(A block of data)
= = = = = = =
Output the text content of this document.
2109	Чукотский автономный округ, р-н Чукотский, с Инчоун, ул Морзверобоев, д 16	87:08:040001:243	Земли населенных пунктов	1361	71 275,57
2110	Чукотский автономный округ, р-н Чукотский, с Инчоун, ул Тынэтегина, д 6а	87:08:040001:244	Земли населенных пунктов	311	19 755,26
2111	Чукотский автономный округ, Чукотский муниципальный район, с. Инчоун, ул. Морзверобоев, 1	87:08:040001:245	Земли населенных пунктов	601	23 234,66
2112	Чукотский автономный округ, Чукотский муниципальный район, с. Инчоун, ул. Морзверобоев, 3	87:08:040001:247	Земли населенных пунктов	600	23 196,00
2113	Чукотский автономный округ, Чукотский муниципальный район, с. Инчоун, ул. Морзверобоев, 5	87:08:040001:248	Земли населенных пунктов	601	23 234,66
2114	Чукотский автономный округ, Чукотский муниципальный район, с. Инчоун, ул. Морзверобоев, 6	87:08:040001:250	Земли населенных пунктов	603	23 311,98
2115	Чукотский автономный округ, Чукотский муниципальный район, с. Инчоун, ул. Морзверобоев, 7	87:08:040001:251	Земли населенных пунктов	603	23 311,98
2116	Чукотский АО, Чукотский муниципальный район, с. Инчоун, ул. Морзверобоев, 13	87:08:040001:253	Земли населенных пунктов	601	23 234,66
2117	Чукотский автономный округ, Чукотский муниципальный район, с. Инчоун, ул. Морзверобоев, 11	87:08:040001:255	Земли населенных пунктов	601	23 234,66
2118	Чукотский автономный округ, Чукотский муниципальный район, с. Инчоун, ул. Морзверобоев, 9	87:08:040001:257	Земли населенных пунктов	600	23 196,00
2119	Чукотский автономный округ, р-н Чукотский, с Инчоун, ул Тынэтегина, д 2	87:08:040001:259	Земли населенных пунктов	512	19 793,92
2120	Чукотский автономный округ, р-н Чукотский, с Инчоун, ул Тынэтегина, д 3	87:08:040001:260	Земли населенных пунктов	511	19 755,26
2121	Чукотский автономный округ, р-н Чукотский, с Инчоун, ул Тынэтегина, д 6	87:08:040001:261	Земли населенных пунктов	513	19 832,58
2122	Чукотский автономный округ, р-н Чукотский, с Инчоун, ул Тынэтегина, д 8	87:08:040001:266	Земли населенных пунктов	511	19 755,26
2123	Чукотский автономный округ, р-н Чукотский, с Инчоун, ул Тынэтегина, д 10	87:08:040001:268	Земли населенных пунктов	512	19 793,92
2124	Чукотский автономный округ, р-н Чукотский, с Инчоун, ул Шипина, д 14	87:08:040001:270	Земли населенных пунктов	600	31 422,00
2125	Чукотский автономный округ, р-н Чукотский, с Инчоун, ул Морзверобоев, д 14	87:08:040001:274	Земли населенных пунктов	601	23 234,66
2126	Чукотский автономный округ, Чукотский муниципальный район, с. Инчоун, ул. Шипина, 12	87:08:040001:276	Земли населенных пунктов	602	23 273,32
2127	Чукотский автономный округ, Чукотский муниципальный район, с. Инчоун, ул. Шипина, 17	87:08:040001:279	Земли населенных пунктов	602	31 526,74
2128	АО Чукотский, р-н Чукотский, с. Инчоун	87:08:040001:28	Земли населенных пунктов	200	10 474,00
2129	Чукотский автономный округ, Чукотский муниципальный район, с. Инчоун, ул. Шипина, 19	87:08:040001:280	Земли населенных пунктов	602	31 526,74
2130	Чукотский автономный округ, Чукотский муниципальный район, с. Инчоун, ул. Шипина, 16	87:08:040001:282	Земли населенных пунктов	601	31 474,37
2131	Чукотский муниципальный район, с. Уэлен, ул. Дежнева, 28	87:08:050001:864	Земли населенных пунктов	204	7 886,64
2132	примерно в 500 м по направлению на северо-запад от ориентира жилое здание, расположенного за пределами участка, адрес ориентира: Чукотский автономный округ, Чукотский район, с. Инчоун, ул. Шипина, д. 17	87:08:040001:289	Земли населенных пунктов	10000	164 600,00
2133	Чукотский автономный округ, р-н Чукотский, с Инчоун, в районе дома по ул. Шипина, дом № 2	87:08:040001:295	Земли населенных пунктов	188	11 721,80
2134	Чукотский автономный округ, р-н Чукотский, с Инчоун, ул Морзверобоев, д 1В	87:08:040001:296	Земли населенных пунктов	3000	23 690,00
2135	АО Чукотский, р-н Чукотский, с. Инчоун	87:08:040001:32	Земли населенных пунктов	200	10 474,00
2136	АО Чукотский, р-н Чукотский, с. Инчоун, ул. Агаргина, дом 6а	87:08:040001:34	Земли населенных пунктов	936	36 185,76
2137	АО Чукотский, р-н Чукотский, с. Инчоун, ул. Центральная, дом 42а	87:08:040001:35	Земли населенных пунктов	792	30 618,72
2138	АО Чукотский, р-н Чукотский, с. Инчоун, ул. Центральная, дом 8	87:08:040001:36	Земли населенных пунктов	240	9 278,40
= = = = = = =
Aim of the task: Your answer should be a single number: how many lines of the material contain the word "Центральная".

Answer in full: 2